══ MATERIAL TO PROCESS ══

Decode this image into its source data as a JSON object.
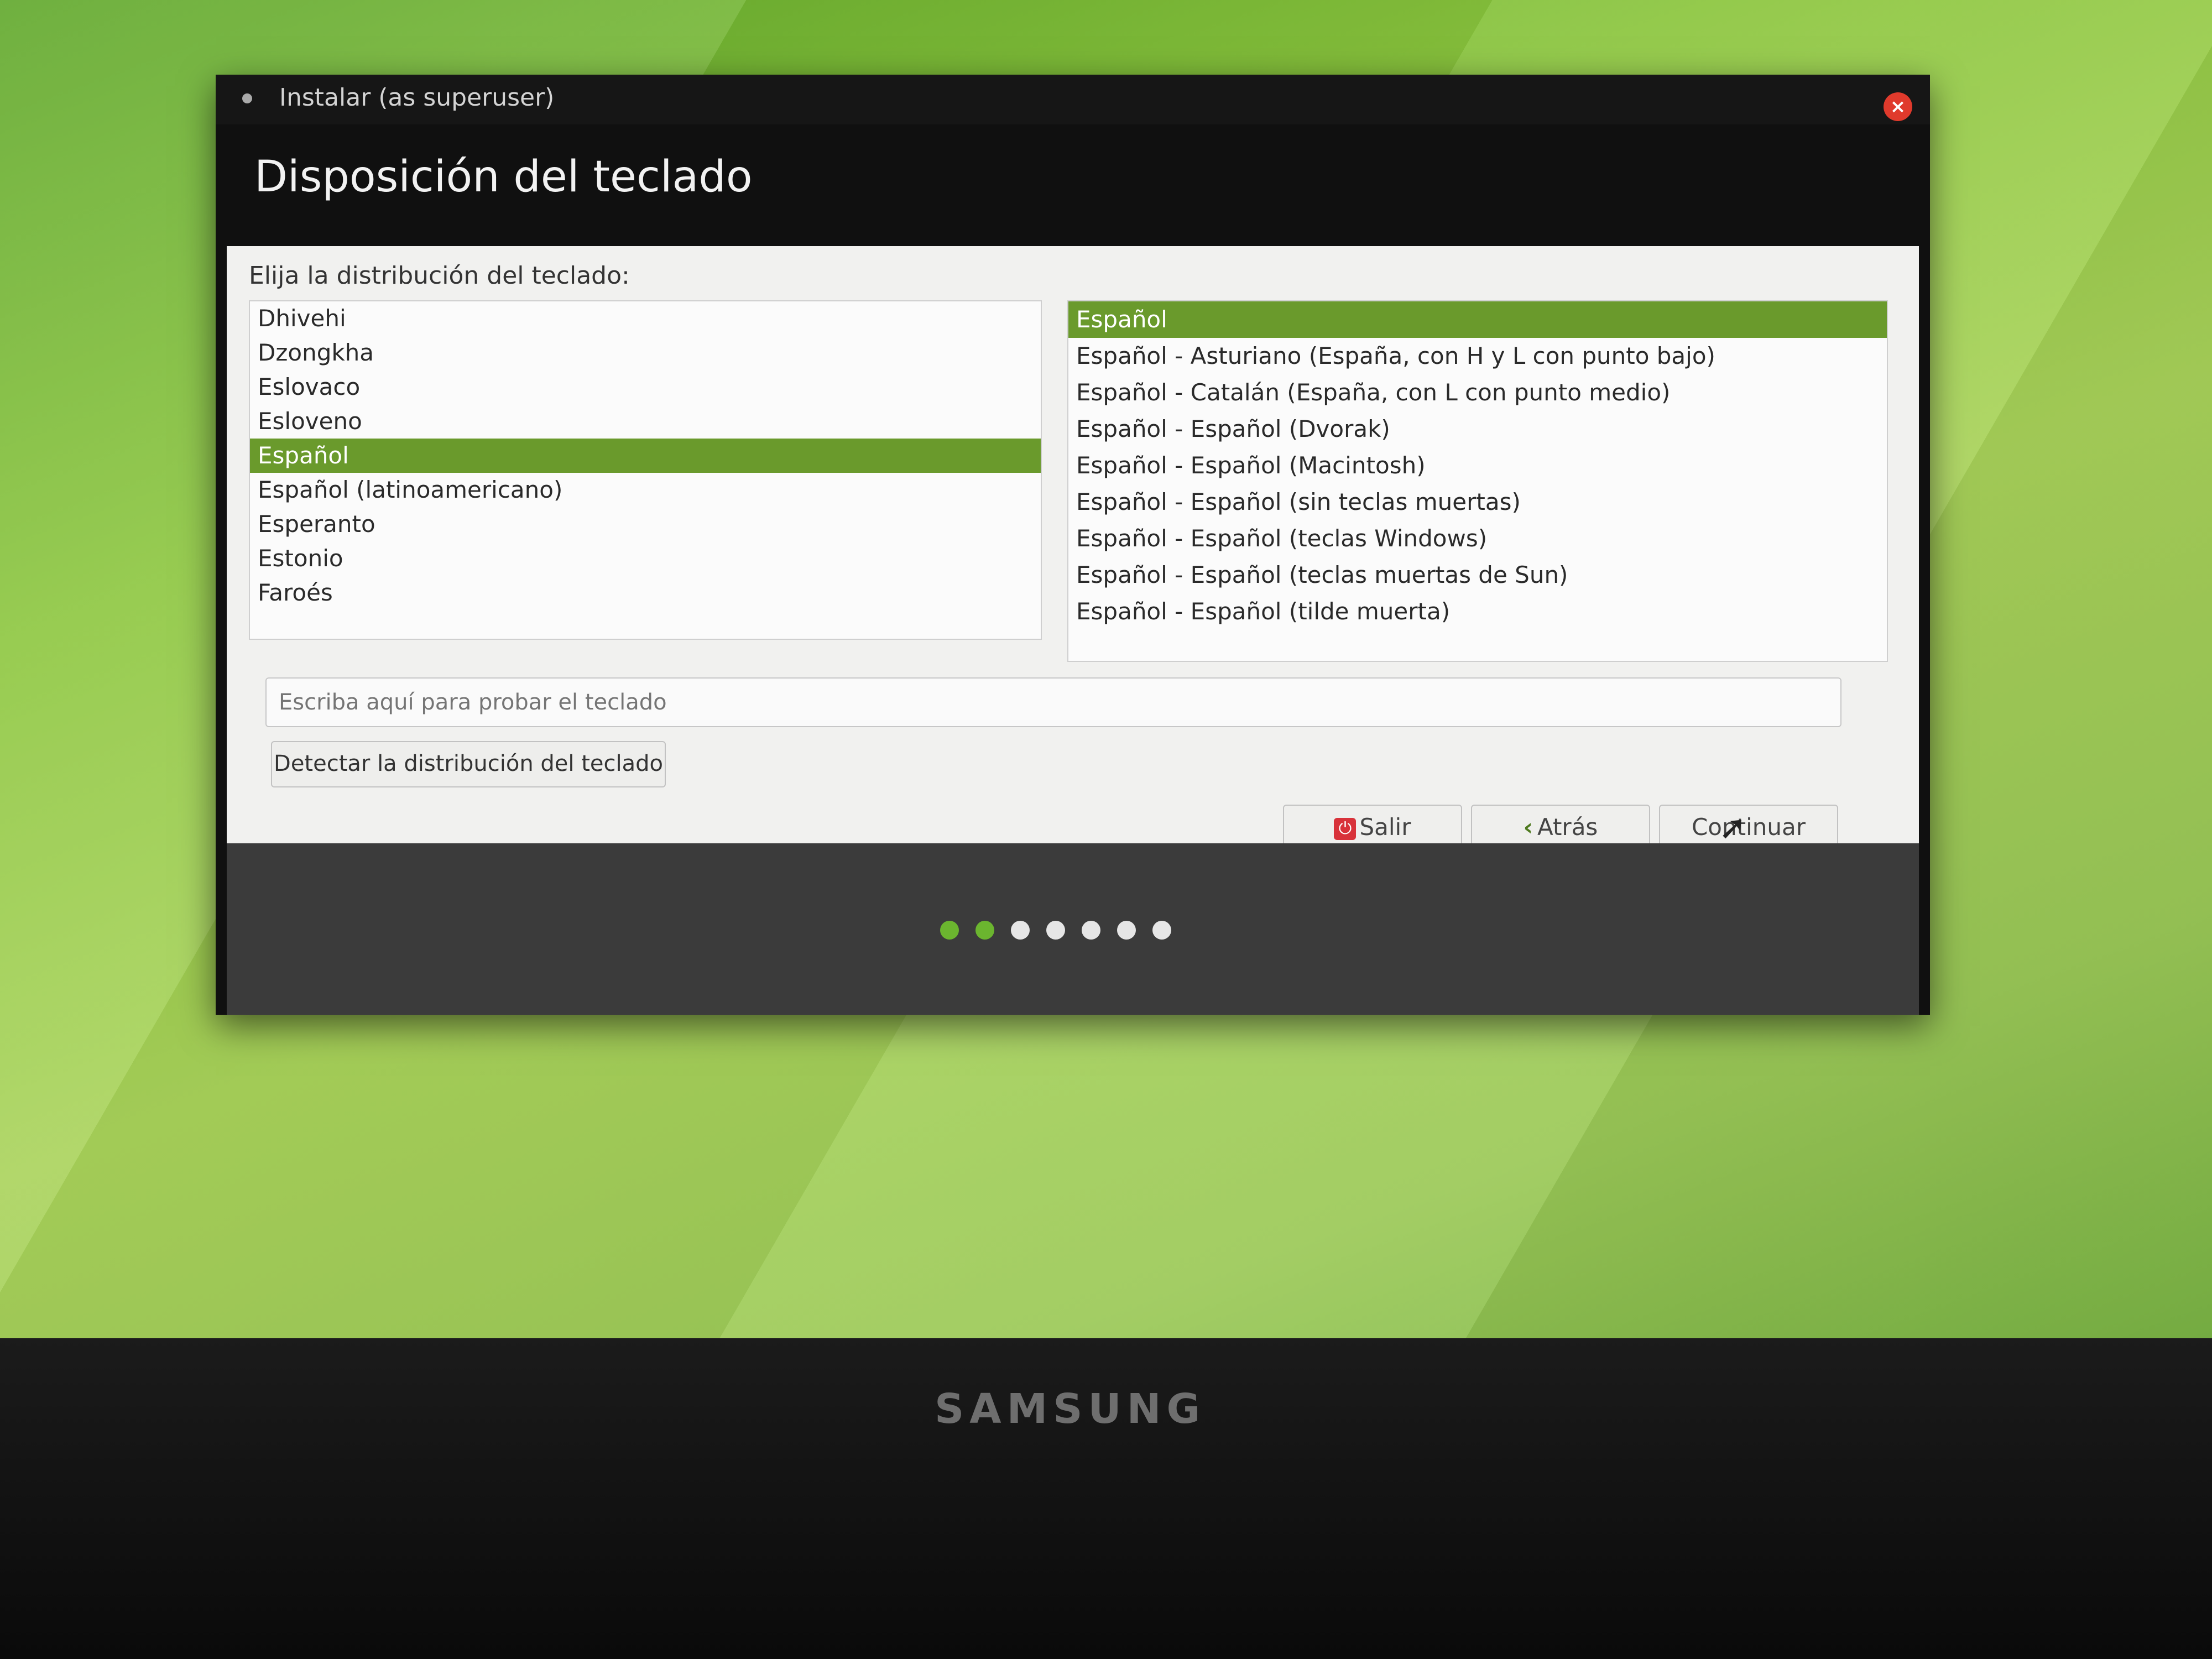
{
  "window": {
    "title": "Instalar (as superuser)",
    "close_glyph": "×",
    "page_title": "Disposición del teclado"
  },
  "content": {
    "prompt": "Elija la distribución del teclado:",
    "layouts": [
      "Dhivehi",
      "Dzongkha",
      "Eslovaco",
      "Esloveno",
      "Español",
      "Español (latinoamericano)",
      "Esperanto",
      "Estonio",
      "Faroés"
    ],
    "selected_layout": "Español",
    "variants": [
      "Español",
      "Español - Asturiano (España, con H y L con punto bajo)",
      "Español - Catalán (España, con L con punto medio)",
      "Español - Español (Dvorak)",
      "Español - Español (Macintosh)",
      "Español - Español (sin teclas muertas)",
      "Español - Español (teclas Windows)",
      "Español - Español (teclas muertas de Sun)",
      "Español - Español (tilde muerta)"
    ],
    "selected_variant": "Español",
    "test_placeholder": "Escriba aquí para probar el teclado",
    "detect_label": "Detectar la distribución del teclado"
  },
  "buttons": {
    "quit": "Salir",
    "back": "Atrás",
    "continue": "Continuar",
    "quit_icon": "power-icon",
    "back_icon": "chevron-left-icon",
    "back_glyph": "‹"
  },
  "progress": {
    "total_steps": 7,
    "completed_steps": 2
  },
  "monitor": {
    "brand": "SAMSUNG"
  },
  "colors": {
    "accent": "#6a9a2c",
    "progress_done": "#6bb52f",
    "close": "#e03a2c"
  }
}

═══

WRITTEN REQUEST: Without the pictures, write out the whole listing above exactly as it appears.

TASK SOLUTION:
Decode this image into its source data as a JSON object.
{
  "window": {
    "title": "Instalar (as superuser)",
    "close_glyph": "×",
    "page_title": "Disposición del teclado"
  },
  "content": {
    "prompt": "Elija la distribución del teclado:",
    "layouts": [
      "Dhivehi",
      "Dzongkha",
      "Eslovaco",
      "Esloveno",
      "Español",
      "Español (latinoamericano)",
      "Esperanto",
      "Estonio",
      "Faroés"
    ],
    "selected_layout": "Español",
    "variants": [
      "Español",
      "Español - Asturiano (España, con H y L con punto bajo)",
      "Español - Catalán (España, con L con punto medio)",
      "Español - Español (Dvorak)",
      "Español - Español (Macintosh)",
      "Español - Español (sin teclas muertas)",
      "Español - Español (teclas Windows)",
      "Español - Español (teclas muertas de Sun)",
      "Español - Español (tilde muerta)"
    ],
    "selected_variant": "Español",
    "test_placeholder": "Escriba aquí para probar el teclado",
    "detect_label": "Detectar la distribución del teclado"
  },
  "buttons": {
    "quit": "Salir",
    "back": "Atrás",
    "continue": "Continuar",
    "quit_icon": "power-icon",
    "back_icon": "chevron-left-icon",
    "back_glyph": "‹"
  },
  "progress": {
    "total_steps": 7,
    "completed_steps": 2
  },
  "monitor": {
    "brand": "SAMSUNG"
  },
  "colors": {
    "accent": "#6a9a2c",
    "progress_done": "#6bb52f",
    "close": "#e03a2c"
  }
}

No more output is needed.